__WHAT TO WORK ON__. Your answer should be one number: how many lines below hold the word "Sugars".

__INPUT DATA__.
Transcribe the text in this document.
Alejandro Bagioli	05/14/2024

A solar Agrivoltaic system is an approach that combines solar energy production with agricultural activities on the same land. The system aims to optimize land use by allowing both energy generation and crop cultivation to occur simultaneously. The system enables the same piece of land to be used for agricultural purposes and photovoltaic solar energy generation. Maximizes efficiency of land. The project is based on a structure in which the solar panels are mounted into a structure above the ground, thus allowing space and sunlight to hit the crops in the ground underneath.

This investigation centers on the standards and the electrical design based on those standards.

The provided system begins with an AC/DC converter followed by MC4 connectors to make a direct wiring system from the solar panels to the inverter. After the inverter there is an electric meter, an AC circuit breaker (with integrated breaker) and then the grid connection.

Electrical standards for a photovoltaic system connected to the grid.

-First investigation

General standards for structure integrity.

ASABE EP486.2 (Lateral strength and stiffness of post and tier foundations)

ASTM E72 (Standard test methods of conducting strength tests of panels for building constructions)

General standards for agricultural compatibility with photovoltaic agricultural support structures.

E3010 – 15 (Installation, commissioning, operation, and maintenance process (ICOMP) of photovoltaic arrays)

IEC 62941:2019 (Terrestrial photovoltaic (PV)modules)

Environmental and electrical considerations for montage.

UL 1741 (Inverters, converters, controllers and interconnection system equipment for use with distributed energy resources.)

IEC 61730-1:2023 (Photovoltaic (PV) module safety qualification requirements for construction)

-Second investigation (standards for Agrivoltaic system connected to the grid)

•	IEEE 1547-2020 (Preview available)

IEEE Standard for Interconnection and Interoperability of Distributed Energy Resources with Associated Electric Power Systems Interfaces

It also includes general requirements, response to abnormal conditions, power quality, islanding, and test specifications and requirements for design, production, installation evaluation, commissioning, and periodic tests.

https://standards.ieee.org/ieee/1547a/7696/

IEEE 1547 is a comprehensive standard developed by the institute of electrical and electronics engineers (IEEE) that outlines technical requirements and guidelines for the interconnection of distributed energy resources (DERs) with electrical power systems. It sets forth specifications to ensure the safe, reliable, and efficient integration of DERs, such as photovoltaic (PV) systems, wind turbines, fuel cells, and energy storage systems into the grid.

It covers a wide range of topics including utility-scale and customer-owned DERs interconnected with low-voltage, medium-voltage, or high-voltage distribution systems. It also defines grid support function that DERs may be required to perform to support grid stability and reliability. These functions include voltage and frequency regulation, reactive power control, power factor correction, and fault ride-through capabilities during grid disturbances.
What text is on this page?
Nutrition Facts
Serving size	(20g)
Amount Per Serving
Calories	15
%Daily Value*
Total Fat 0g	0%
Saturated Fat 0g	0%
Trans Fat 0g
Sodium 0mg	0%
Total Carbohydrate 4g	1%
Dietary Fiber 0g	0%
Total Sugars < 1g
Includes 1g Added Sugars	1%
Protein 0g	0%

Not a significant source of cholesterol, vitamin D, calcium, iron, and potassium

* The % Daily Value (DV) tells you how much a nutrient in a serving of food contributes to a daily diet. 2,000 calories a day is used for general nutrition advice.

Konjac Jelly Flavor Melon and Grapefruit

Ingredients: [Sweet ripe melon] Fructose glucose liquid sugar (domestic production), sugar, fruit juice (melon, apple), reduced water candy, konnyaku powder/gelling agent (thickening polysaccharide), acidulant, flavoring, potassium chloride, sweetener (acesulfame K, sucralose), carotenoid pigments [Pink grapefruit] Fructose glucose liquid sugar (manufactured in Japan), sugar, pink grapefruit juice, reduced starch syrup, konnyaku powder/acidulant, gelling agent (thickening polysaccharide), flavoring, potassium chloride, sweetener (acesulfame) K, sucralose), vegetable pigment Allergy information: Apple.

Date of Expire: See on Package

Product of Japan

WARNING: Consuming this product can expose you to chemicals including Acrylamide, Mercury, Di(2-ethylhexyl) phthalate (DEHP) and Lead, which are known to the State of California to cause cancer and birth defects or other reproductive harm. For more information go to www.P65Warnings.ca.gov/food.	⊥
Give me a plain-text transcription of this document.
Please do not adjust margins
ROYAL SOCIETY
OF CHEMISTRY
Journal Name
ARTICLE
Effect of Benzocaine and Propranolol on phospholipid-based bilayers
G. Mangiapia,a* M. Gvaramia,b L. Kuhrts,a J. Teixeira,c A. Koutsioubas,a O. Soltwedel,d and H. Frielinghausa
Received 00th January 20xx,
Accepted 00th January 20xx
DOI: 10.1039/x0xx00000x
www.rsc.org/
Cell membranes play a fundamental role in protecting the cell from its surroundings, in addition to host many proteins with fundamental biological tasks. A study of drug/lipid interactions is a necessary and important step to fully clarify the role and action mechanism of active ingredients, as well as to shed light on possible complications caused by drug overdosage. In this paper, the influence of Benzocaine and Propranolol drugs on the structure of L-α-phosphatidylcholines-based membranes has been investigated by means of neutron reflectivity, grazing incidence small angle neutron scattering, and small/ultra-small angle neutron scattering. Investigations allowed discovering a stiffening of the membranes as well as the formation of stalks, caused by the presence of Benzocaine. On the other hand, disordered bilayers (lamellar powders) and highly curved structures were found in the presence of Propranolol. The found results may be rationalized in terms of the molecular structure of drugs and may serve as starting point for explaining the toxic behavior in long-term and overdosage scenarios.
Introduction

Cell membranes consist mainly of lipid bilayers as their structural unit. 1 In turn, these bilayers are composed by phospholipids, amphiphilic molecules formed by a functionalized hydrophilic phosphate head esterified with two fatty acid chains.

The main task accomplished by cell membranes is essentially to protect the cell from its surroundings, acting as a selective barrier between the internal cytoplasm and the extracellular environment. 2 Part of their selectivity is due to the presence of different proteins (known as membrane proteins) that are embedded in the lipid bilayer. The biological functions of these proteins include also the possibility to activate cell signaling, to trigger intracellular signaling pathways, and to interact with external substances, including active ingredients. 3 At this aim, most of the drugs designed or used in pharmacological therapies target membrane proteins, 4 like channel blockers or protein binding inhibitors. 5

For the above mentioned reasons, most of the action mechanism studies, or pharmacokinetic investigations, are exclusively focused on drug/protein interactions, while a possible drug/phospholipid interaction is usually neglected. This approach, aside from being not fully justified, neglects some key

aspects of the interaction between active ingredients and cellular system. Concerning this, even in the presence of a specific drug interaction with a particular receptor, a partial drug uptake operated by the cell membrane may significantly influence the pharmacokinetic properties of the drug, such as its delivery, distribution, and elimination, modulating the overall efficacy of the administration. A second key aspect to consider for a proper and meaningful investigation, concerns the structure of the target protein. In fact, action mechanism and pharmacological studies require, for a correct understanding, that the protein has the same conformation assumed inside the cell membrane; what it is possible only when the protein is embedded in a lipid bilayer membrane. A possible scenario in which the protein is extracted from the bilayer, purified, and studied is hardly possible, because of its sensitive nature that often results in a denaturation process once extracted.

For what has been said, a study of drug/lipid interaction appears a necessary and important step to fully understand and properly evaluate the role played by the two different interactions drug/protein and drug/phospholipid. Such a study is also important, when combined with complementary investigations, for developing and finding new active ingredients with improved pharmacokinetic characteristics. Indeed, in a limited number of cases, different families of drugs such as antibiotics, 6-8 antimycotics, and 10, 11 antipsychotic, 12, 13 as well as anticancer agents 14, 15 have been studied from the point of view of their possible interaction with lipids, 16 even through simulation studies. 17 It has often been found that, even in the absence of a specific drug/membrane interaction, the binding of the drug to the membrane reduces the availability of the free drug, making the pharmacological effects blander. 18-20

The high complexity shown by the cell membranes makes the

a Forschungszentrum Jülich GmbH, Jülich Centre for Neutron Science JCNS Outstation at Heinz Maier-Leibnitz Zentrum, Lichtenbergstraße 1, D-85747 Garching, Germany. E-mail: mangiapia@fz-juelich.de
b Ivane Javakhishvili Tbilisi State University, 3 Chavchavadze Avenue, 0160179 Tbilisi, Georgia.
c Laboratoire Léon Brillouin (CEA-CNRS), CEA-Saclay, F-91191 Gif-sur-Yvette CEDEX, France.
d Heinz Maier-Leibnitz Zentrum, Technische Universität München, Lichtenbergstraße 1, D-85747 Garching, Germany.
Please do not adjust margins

__RESPONSE TO THIS EXERCISE__. 2